── Input rows ──
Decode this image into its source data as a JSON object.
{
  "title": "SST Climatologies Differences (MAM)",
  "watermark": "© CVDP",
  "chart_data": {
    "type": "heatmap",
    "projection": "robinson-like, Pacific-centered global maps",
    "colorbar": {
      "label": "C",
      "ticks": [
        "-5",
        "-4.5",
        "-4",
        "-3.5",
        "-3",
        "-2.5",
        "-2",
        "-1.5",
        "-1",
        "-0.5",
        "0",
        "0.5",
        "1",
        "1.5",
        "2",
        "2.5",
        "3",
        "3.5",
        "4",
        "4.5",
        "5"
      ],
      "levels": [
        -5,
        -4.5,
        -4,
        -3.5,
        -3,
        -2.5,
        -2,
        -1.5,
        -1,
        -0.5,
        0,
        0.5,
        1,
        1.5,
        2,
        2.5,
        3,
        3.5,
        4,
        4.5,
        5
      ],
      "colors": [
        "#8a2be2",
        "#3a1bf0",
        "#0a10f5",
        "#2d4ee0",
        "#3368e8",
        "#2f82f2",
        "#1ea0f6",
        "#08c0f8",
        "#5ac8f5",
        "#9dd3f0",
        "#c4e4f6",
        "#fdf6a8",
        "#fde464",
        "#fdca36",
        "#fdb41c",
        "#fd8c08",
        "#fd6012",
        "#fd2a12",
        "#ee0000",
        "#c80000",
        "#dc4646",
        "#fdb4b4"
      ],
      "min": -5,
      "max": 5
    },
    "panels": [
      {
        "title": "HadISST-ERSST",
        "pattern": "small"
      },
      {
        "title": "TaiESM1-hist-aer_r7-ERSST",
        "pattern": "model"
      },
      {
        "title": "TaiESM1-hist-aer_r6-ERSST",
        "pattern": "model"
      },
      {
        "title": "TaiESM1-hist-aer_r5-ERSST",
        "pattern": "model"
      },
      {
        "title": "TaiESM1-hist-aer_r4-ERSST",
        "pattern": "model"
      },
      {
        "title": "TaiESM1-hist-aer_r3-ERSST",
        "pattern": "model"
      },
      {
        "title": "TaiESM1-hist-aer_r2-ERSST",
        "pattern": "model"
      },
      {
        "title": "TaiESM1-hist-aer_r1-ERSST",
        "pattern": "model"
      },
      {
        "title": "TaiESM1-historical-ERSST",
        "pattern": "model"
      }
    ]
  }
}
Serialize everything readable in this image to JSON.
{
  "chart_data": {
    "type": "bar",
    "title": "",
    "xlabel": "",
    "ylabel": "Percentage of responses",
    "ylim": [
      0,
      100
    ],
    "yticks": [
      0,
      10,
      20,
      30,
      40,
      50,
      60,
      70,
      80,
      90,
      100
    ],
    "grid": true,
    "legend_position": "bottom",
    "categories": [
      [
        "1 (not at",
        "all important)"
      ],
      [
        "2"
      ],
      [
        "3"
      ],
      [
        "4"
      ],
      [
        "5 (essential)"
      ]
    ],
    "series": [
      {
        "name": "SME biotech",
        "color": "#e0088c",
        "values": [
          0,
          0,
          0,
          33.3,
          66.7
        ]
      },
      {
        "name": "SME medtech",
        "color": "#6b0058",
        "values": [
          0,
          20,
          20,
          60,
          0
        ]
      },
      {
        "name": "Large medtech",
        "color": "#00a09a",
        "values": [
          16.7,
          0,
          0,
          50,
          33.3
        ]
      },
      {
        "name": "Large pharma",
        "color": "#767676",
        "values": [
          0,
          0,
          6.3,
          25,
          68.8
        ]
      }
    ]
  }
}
───
▶ [Task prompt] Gather each line from the entries above that includes the word "medtech".

▶ [Written response]
        "name": "SME medtech",
        "name": "Large medtech",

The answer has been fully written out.